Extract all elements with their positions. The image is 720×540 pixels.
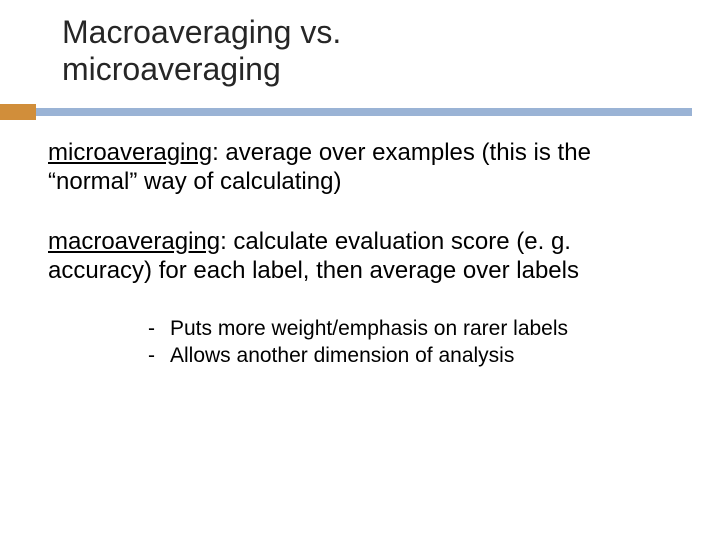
accent-blue-bar	[36, 108, 692, 116]
slide-title-block: Macroaveraging vs. microaveraging	[0, 0, 720, 88]
title-accent-bar	[0, 104, 720, 120]
dash-icon: -	[148, 342, 170, 369]
bullet-text: Puts more weight/emphasis on rarer label…	[170, 315, 568, 342]
paragraph-macro: macroaveraging: calculate evaluation sco…	[48, 227, 672, 286]
paragraph-micro: microaveraging: average over examples (t…	[48, 138, 672, 197]
slide-body: microaveraging: average over examples (t…	[48, 138, 672, 370]
bullet-text: Allows another dimension of analysis	[170, 342, 514, 369]
bullet-list: - Puts more weight/emphasis on rarer lab…	[148, 315, 672, 370]
accent-orange-block	[0, 104, 36, 120]
slide-title-line1: Macroaveraging vs.	[62, 14, 720, 51]
list-item: - Puts more weight/emphasis on rarer lab…	[148, 315, 672, 342]
term-macro: macroaveraging	[48, 228, 220, 255]
slide-title-line2: microaveraging	[62, 51, 720, 88]
list-item: - Allows another dimension of analysis	[148, 342, 672, 369]
term-micro: microaveraging	[48, 139, 212, 166]
dash-icon: -	[148, 315, 170, 342]
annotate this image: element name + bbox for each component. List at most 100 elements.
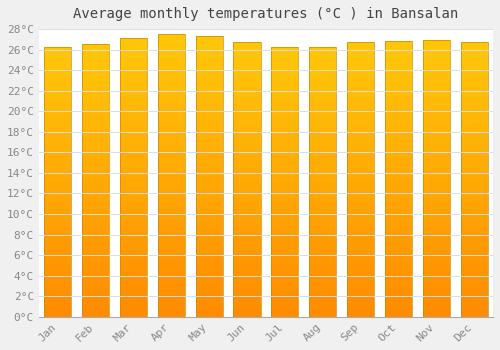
Bar	[158, 62, 185, 68]
Bar	[309, 225, 336, 230]
Bar	[271, 171, 298, 176]
Bar	[347, 158, 374, 163]
Bar	[158, 193, 185, 198]
Bar	[234, 191, 260, 196]
Bar	[460, 202, 488, 207]
Bar	[385, 251, 412, 256]
Bar	[422, 145, 450, 151]
Bar	[44, 263, 72, 268]
Bar	[271, 133, 298, 138]
Bar	[158, 306, 185, 311]
Bar	[120, 77, 147, 83]
Bar	[422, 51, 450, 57]
Bar	[158, 283, 185, 288]
Bar	[82, 148, 109, 153]
Bar	[44, 100, 72, 106]
Bar	[44, 47, 72, 52]
Bar	[234, 81, 260, 86]
Title: Average monthly temperatures (°C ) in Bansalan: Average monthly temperatures (°C ) in Ba…	[74, 7, 458, 21]
Bar	[385, 168, 412, 174]
Bar	[158, 288, 185, 294]
Bar	[44, 193, 72, 198]
Bar	[120, 144, 147, 150]
Bar	[460, 224, 488, 229]
Bar	[347, 245, 374, 251]
Bar	[234, 306, 260, 311]
Bar	[347, 42, 374, 317]
Bar	[385, 300, 412, 306]
Bar	[460, 125, 488, 130]
Bar	[309, 106, 336, 111]
Bar	[347, 278, 374, 284]
Bar	[82, 191, 109, 197]
Bar	[120, 278, 147, 284]
Bar	[196, 76, 223, 81]
Bar	[82, 83, 109, 88]
Bar	[234, 125, 260, 130]
Bar	[82, 170, 109, 175]
Bar	[460, 295, 488, 300]
Bar	[271, 306, 298, 312]
Bar	[196, 165, 223, 171]
Bar	[82, 88, 109, 93]
Bar	[309, 230, 336, 236]
Bar	[234, 207, 260, 212]
Bar	[309, 100, 336, 106]
Bar	[196, 272, 223, 278]
Bar	[385, 306, 412, 311]
Bar	[385, 289, 412, 295]
Bar	[385, 113, 412, 119]
Bar	[44, 295, 72, 301]
Bar	[422, 239, 450, 245]
Bar	[422, 85, 450, 90]
Bar	[196, 244, 223, 250]
Bar	[82, 66, 109, 72]
Bar	[422, 300, 450, 306]
Bar	[44, 246, 72, 252]
Bar	[44, 171, 72, 176]
Bar	[158, 311, 185, 317]
Bar	[44, 74, 72, 79]
Bar	[460, 152, 488, 158]
Bar	[460, 207, 488, 212]
Bar	[234, 218, 260, 224]
Bar	[460, 245, 488, 251]
Bar	[385, 124, 412, 130]
Bar	[309, 284, 336, 290]
Bar	[120, 300, 147, 306]
Bar	[271, 193, 298, 198]
Bar	[347, 311, 374, 317]
Bar	[271, 209, 298, 214]
Bar	[309, 133, 336, 138]
Bar	[460, 42, 488, 48]
Bar	[347, 54, 374, 59]
Bar	[385, 146, 412, 152]
Bar	[234, 262, 260, 267]
Bar	[271, 203, 298, 209]
Bar	[234, 284, 260, 289]
Bar	[158, 142, 185, 147]
Bar	[196, 53, 223, 59]
Bar	[422, 201, 450, 206]
Bar	[120, 161, 147, 166]
Bar	[196, 182, 223, 188]
Bar	[385, 256, 412, 262]
Bar	[347, 257, 374, 262]
Bar	[422, 245, 450, 251]
Bar	[234, 130, 260, 136]
Bar	[234, 136, 260, 141]
Bar	[82, 213, 109, 219]
Bar	[309, 68, 336, 74]
Bar	[120, 205, 147, 211]
Bar	[158, 96, 185, 102]
Bar	[385, 91, 412, 97]
Bar	[309, 47, 336, 52]
Bar	[422, 178, 450, 184]
Bar	[196, 132, 223, 137]
Bar	[234, 86, 260, 92]
Bar	[385, 206, 412, 212]
Bar	[120, 38, 147, 317]
Bar	[120, 133, 147, 139]
Bar	[234, 70, 260, 75]
Bar	[196, 278, 223, 283]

★ ★ ★ ★ ★ ★ ★

# STATED GOAL
Copy every line of the records above word for word, leaving out the pictures.

# COMPLETED TASK
Extract all elements with their positions. The image is 720×540 pixels.
accent-blue-bar	[36, 108, 692, 116]
slide-title-block: Macroaveraging vs. microaveraging	[0, 0, 720, 88]
title-accent-bar	[0, 104, 720, 120]
dash-icon: -	[148, 342, 170, 369]
bullet-text: Puts more weight/emphasis on rarer label…	[170, 315, 568, 342]
paragraph-macro: macroaveraging: calculate evaluation sco…	[48, 227, 672, 286]
paragraph-micro: microaveraging: average over examples (t…	[48, 138, 672, 197]
slide-body: microaveraging: average over examples (t…	[48, 138, 672, 370]
bullet-text: Allows another dimension of analysis	[170, 342, 514, 369]
bullet-list: - Puts more weight/emphasis on rarer lab…	[148, 315, 672, 370]
accent-orange-block	[0, 104, 36, 120]
slide-title-line1: Macroaveraging vs.	[62, 14, 720, 51]
list-item: - Puts more weight/emphasis on rarer lab…	[148, 315, 672, 342]
term-macro: macroaveraging	[48, 228, 220, 255]
slide-title-line2: microaveraging	[62, 51, 720, 88]
list-item: - Allows another dimension of analysis	[148, 342, 672, 369]
term-micro: microaveraging	[48, 139, 212, 166]
dash-icon: -	[148, 315, 170, 342]
annotate this image: element name + bbox for each component. List at most 100 elements.
Bar	[158, 62, 185, 68]
Bar	[309, 225, 336, 230]
Bar	[271, 171, 298, 176]
Bar	[347, 158, 374, 163]
Bar	[158, 193, 185, 198]
Bar	[234, 191, 260, 196]
Bar	[460, 202, 488, 207]
Bar	[385, 251, 412, 256]
Bar	[422, 145, 450, 151]
Bar	[44, 263, 72, 268]
Bar	[271, 133, 298, 138]
Bar	[158, 306, 185, 311]
Bar	[120, 77, 147, 83]
Bar	[422, 51, 450, 57]
Bar	[158, 283, 185, 288]
Bar	[82, 148, 109, 153]
Bar	[44, 100, 72, 106]
Bar	[44, 47, 72, 52]
Bar	[234, 81, 260, 86]
Title: Average monthly temperatures (°C ) in Bansalan: Average monthly temperatures (°C ) in Ba…	[74, 7, 458, 21]
Bar	[385, 168, 412, 174]
Bar	[158, 288, 185, 294]
Bar	[44, 193, 72, 198]
Bar	[120, 144, 147, 150]
Bar	[460, 224, 488, 229]
Bar	[347, 245, 374, 251]
Bar	[234, 306, 260, 311]
Bar	[347, 42, 374, 317]
Bar	[385, 300, 412, 306]
Bar	[460, 125, 488, 130]
Bar	[309, 106, 336, 111]
Bar	[347, 278, 374, 284]
Bar	[82, 191, 109, 197]
Bar	[120, 278, 147, 284]
Bar	[196, 76, 223, 81]
Bar	[82, 83, 109, 88]
Bar	[234, 125, 260, 130]
Bar	[82, 170, 109, 175]
Bar	[460, 295, 488, 300]
Bar	[271, 306, 298, 312]
Bar	[196, 165, 223, 171]
Bar	[82, 88, 109, 93]
Bar	[309, 230, 336, 236]
Bar	[234, 207, 260, 212]
Bar	[309, 100, 336, 106]
Bar	[196, 272, 223, 278]
Bar	[385, 306, 412, 311]
Bar	[385, 289, 412, 295]
Bar	[385, 113, 412, 119]
Bar	[44, 295, 72, 301]
Bar	[422, 239, 450, 245]
Bar	[422, 85, 450, 90]
Bar	[196, 244, 223, 250]
Bar	[82, 66, 109, 72]
Bar	[422, 300, 450, 306]
Bar	[44, 246, 72, 252]
Bar	[44, 171, 72, 176]
Bar	[158, 311, 185, 317]
Bar	[44, 74, 72, 79]
Bar	[460, 152, 488, 158]
Bar	[460, 207, 488, 212]
Bar	[234, 218, 260, 224]
Bar	[460, 245, 488, 251]
Bar	[385, 124, 412, 130]
Bar	[309, 284, 336, 290]
Bar	[120, 300, 147, 306]
Bar	[271, 193, 298, 198]
Bar	[347, 311, 374, 317]
Bar	[271, 209, 298, 214]
Bar	[309, 133, 336, 138]
Bar	[460, 42, 488, 48]
Bar	[347, 54, 374, 59]
Bar	[385, 146, 412, 152]
Bar	[234, 262, 260, 267]
Bar	[271, 203, 298, 209]
Bar	[234, 284, 260, 289]
Bar	[158, 142, 185, 147]
Bar	[196, 53, 223, 59]
Bar	[422, 201, 450, 206]
Bar	[120, 161, 147, 166]
Bar	[196, 182, 223, 188]
Bar	[385, 256, 412, 262]
Bar	[347, 257, 374, 262]
Bar	[422, 245, 450, 251]
Bar	[234, 130, 260, 136]
Bar	[234, 136, 260, 141]
Bar	[82, 213, 109, 219]
Bar	[309, 68, 336, 74]
Bar	[120, 205, 147, 211]
Bar	[158, 96, 185, 102]
Bar	[385, 91, 412, 97]
Bar	[309, 47, 336, 52]
Bar	[422, 178, 450, 184]
Bar	[196, 132, 223, 137]
Bar	[234, 86, 260, 92]
Bar	[385, 206, 412, 212]
Bar	[120, 38, 147, 317]
Bar	[120, 133, 147, 139]
Bar	[234, 70, 260, 75]
Bar	[196, 278, 223, 283]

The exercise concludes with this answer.